:: Required task 1 ::
In the indemnification clause below, which taxes are excluded from the Company's indemnity?
:: Required task 2 ::
Pick up the indemnification clause below after its final sentence and continue it in the same style.

--- Start Selection ---

The Company shall indemnify each of the Trustee (or any
predecessor Trustee) and its agents, employees, stockholders, Affiliates and
directors and officers for, and hold them each harmless against, any and all
loss, liability, damage, claim or expense (including reasonable fees and
expenses of counsel), including taxes (other than taxes based on the income of
the Trustee) incurred by them except for such actions to the extent caused by
any negligence or willful misconduct on their part, arising out of or in
connection with the acceptance or administration of this trust including the
reasonable costs and expenses of defending themselves against any claim or
liability in connection with the exercise or performance of any of their rights,
powers or duties hereunder. The Trustee shall notify the Company promptly of any
claim asserted against the Trustee for which it may seek indemnity. Failure by
the Trustee to so notify the Company shall not relieve the Company of its
Obligations hereunder except to the extent such failure shall have prejudiced
the Company. The Company shall have the right upon written notice to the
Trustee, to assume, at its own expense, the defense of such claim, including the
employment of counsel reasonably satisfactory to the Trustee; PROVIDED, HOWEVER,
that any settlement of a claim shall be approved in writing by the Trustee if
such settlement would result in an admission of liability by the Trustee or if
such settlement would not be accompanied by a full release of the Trustee for
all liability arising out of the events giving rise to such claim. If, however,
the Company declines or fails to assume the defense, or to employee counsel
reasonably satisfactory to the Trustee, in either case in a timely manner, then
the Trustee may employ separate counsel of its own choosing and the Company
shall pay the reasonable fees and expenses of such counsel.

--- End Selection ---
--- Start Information shown ---

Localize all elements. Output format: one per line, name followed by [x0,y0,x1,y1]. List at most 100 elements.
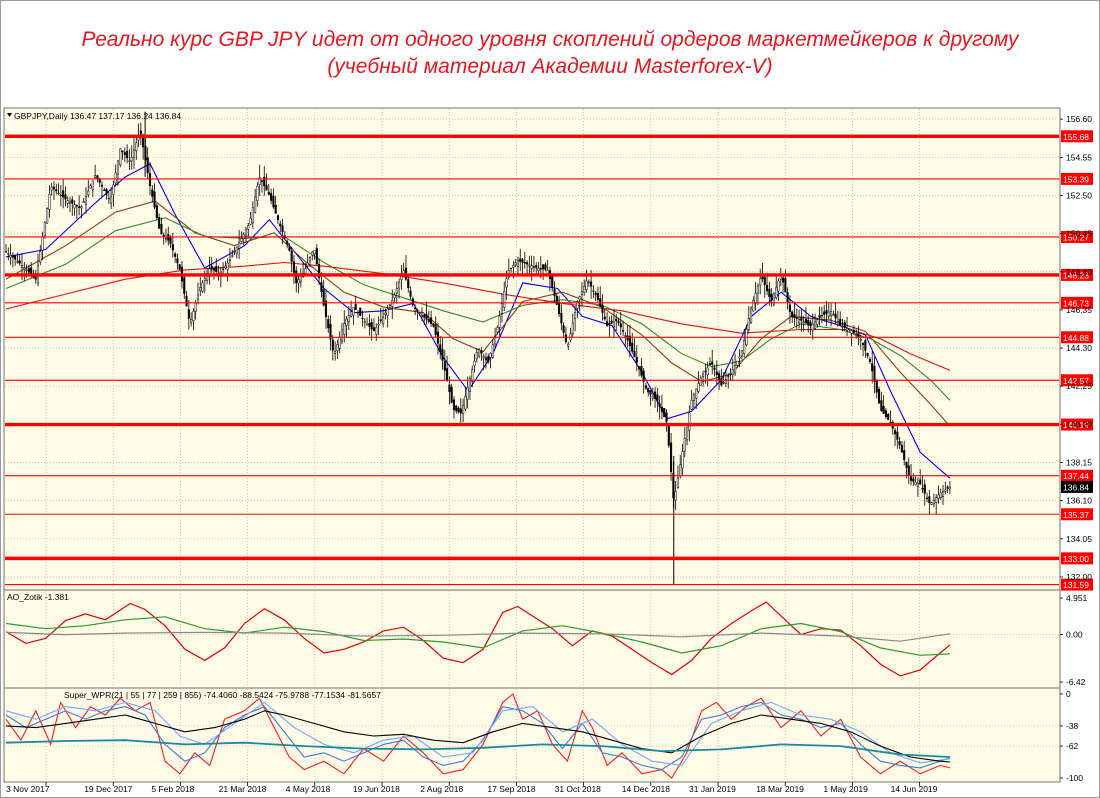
candle-body [256,185,259,201]
wpr-pane [3,687,1061,783]
price-pane [3,107,1061,591]
candle-body [292,261,296,273]
candle-body [900,444,903,453]
candle-body [489,353,492,358]
collapse-triangle-icon[interactable] [7,113,12,117]
candle-body [667,425,670,446]
y-tick-label: 132.00 [1066,572,1092,582]
candle-body [585,280,588,291]
candle-body [130,156,133,162]
candle-body [578,296,581,301]
candle-body [379,319,382,321]
candle-body [503,290,506,308]
candle-body [66,200,69,204]
page-subtitle: (учебный материал Академии Masterforex-V… [327,55,773,78]
candle-body [224,265,227,269]
level-tag [1061,508,1093,521]
candle-body [263,176,266,187]
candle-body [740,350,743,357]
candle-body [336,344,339,352]
candle-body [798,319,801,324]
candle-body [306,262,309,267]
candle-body [7,253,10,255]
candle-body [73,204,76,209]
candle-body [382,316,385,324]
candle-body [430,317,433,324]
candle-body [526,262,529,265]
candle-body [807,319,810,325]
wpr-line-lightblue [5,701,951,766]
wpr-line-black [5,710,951,763]
candle-body [898,440,901,446]
candle-body [240,238,243,242]
candle-body [414,307,417,310]
candle-body [100,184,104,187]
candle-body [654,391,657,399]
candle-body [464,395,467,410]
candle-body [265,185,268,191]
candle-body [686,425,689,441]
y-tick-label: 152.50 [1066,190,1092,200]
candle-body [617,320,620,324]
candle-body [258,177,261,185]
candle-body [555,295,558,305]
candle-body [674,491,677,501]
candle-body [194,302,197,312]
candle-body [539,268,542,270]
candle-body [288,247,291,251]
candle-body [251,207,254,224]
candle-body [244,229,248,237]
candle-body [944,489,947,492]
candle-body [64,194,67,200]
candle-body [516,260,519,267]
candle-body [457,407,460,413]
candle-body [603,316,606,320]
candle-body [558,301,561,314]
candle-body [174,253,177,257]
candle-body [535,265,538,268]
candle-body [84,195,88,205]
candle-body [62,190,65,198]
candle-body [295,270,298,284]
candle-body [160,223,163,235]
candle-body [544,264,547,270]
level-tag-label: 148.23 [1063,270,1089,280]
candle-body [624,335,627,337]
candle-body [811,323,814,331]
candle-body [334,351,337,354]
candle-body [612,321,615,328]
candle-body [784,277,787,293]
candle-body [398,281,401,289]
candle-body [94,175,97,178]
candle-body [146,157,149,174]
candle-body [830,311,833,316]
candle-body [82,201,85,204]
candle-body [608,323,611,325]
candle-body [656,394,659,402]
candle-body [222,268,225,271]
level-tag-label: 142.57 [1063,376,1089,386]
candle-body [183,277,186,294]
candle-body [4,251,8,253]
candle-body [423,314,426,318]
candle-body [925,497,929,500]
level-tag-label: 155.68 [1063,132,1089,142]
candle-body [187,309,190,319]
candle-body [107,197,110,200]
candle-body [135,142,138,151]
candle-body [866,353,869,357]
candle-body [512,265,515,268]
candle-body [848,328,851,331]
x-tick-label: 14 Dec 2018 [622,784,670,794]
candle-body [57,192,60,195]
y-tick-label: 148.40 [1066,267,1092,277]
x-tick-label: 1 May 2019 [823,784,868,794]
candle-body [75,205,78,207]
candle-body [542,264,545,270]
candle-body [594,292,597,296]
level-tag-label: 153.39 [1063,174,1089,184]
candle-body [139,130,142,135]
candle-body [519,258,522,262]
candle-body [571,322,574,335]
candle-body [820,314,823,317]
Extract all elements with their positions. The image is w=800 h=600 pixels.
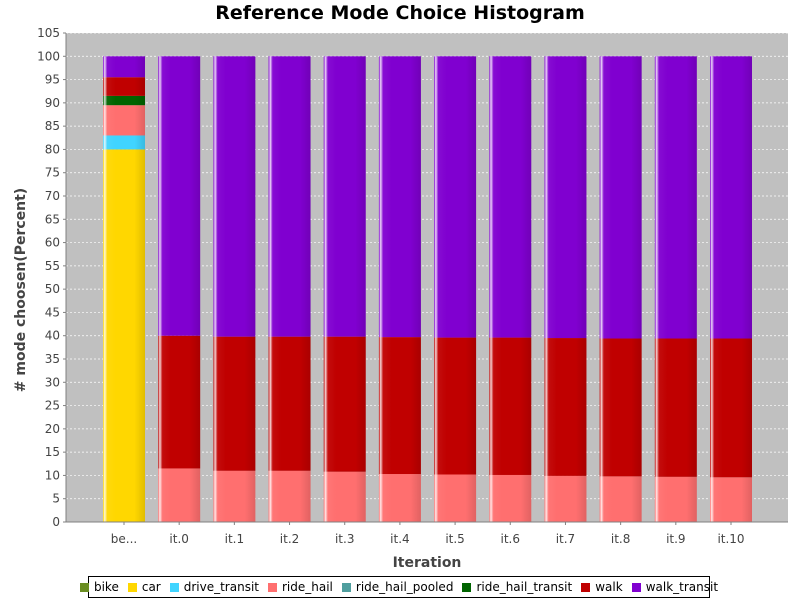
y-tick-label: 15 bbox=[45, 445, 60, 459]
x-tick-label: it.10 bbox=[717, 532, 744, 546]
x-tick-label: it.2 bbox=[280, 532, 300, 546]
ticks-layer: 0 5 10 15 20 25 30 35 40 45 50 55 60 65 70 75 80 85 90 95 10… bbox=[37, 26, 744, 546]
legend-item-drive_transit: drive_transit bbox=[169, 580, 259, 594]
y-tick-label: 45 bbox=[45, 305, 60, 319]
bar-shine-it.2 bbox=[268, 56, 311, 523]
y-tick-label: 55 bbox=[45, 259, 60, 273]
x-tick-label: it.5 bbox=[445, 532, 465, 546]
y-tick-label: 40 bbox=[45, 329, 60, 343]
y-tick-label: 20 bbox=[45, 422, 60, 436]
legend-label: ride_hail_transit bbox=[476, 580, 573, 594]
x-tick-label: it.8 bbox=[611, 532, 631, 546]
chart-title: Reference Mode Choice Histogram bbox=[215, 2, 585, 24]
bar-shine-it.8 bbox=[599, 56, 642, 523]
legend-swatch bbox=[79, 582, 89, 592]
bar-shine-it.10 bbox=[710, 56, 752, 523]
x-tick-label: it.9 bbox=[666, 532, 686, 546]
y-tick-label: 65 bbox=[45, 212, 60, 226]
x-tick-label: it.0 bbox=[169, 532, 189, 546]
legend-item-ride_hail: ride_hail bbox=[268, 580, 333, 594]
legend-swatch bbox=[462, 582, 472, 592]
legend-label: ride_hail bbox=[282, 580, 333, 594]
y-tick-label: 90 bbox=[45, 96, 60, 110]
y-tick-label: 0 bbox=[52, 515, 60, 529]
y-axis-label: # mode choosen(Percent) bbox=[13, 188, 29, 392]
x-tick-label: be... bbox=[111, 532, 137, 546]
bar-shine-it.1 bbox=[213, 56, 256, 523]
legend-label: drive_transit bbox=[183, 580, 259, 594]
y-tick-label: 105 bbox=[37, 26, 60, 40]
bar-shine-be... bbox=[103, 56, 145, 523]
legend-label: walk_transit bbox=[645, 580, 719, 594]
y-tick-label: 85 bbox=[45, 119, 60, 133]
y-tick-label: 10 bbox=[45, 468, 60, 482]
x-tick-label: it.7 bbox=[556, 532, 576, 546]
y-tick-label: 50 bbox=[45, 282, 60, 296]
y-tick-label: 35 bbox=[45, 352, 60, 366]
y-tick-label: 70 bbox=[45, 189, 60, 203]
legend-swatch bbox=[341, 582, 351, 592]
bar-shine-it.6 bbox=[489, 56, 532, 523]
y-tick-label: 80 bbox=[45, 142, 60, 156]
legend-swatch bbox=[127, 582, 137, 592]
x-tick-label: it.6 bbox=[501, 532, 521, 546]
bar-shine-it.0 bbox=[158, 56, 201, 523]
legend-label: ride_hail_pooled bbox=[355, 580, 454, 594]
legend: bike car drive_transit ride_hail ride_hail_p… bbox=[79, 576, 718, 598]
y-tick-label: 75 bbox=[45, 166, 60, 180]
bar-shine-it.3 bbox=[323, 56, 366, 523]
x-tick-label: it.4 bbox=[390, 532, 410, 546]
legend-swatch bbox=[631, 582, 641, 592]
bar-shine-it.4 bbox=[378, 56, 421, 523]
legend-label: walk bbox=[595, 580, 623, 594]
bar-shine-it.5 bbox=[434, 56, 477, 523]
bar-shine-it.9 bbox=[654, 56, 697, 523]
bar-shine-it.7 bbox=[544, 56, 587, 523]
x-axis-label: Iteration bbox=[393, 555, 462, 571]
legend-swatch bbox=[581, 582, 591, 592]
y-tick-label: 60 bbox=[45, 236, 60, 250]
y-tick-label: 30 bbox=[45, 375, 60, 389]
bars-layer bbox=[103, 56, 752, 523]
legend-item-walk: walk bbox=[581, 580, 623, 594]
y-tick-label: 100 bbox=[37, 49, 60, 63]
legend-item-bike: bike bbox=[79, 580, 119, 594]
legend-item-ride_hail_pooled: ride_hail_pooled bbox=[341, 580, 454, 594]
axes-layer bbox=[65, 33, 788, 523]
legend-item-walk_transit: walk_transit bbox=[631, 580, 719, 594]
legend-swatch bbox=[169, 582, 179, 592]
legend-item-car: car bbox=[127, 580, 161, 594]
legend-swatch bbox=[268, 582, 277, 592]
x-tick-label: it.1 bbox=[225, 532, 245, 546]
y-tick-label: 95 bbox=[45, 73, 60, 87]
legend-item-ride_hail_transit: ride_hail_transit bbox=[462, 580, 572, 594]
legend-label: bike bbox=[93, 580, 119, 594]
legend-label: car bbox=[141, 580, 161, 594]
y-tick-label: 25 bbox=[45, 399, 60, 413]
y-tick-label: 5 bbox=[52, 492, 60, 506]
x-tick-label: it.3 bbox=[335, 532, 355, 546]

--- End Information shown ---

:: Written response 1 ::
Taxes based on the income of the Trustee.

:: Written response 2 ::
To secure the Company's payment obligations in this Section
7.07, the Trustee shall have a lien prior to the Notes on all assets or money
held or collected by the Trustee, in its capacity as Trustee.
When the Trustee incurs expenses or renders services after an
Event of Default specified in Section 6.01 (d) or (e) occurs, such expenses and
the compensation for such services are intended to constitute expenses of
administration under any Bankruptcy Law.
The provisions of this Section 7.07 shall survive the
termination of this Indenture.
SECTION 7.08. REPLACEMENT OF TRUSTEE.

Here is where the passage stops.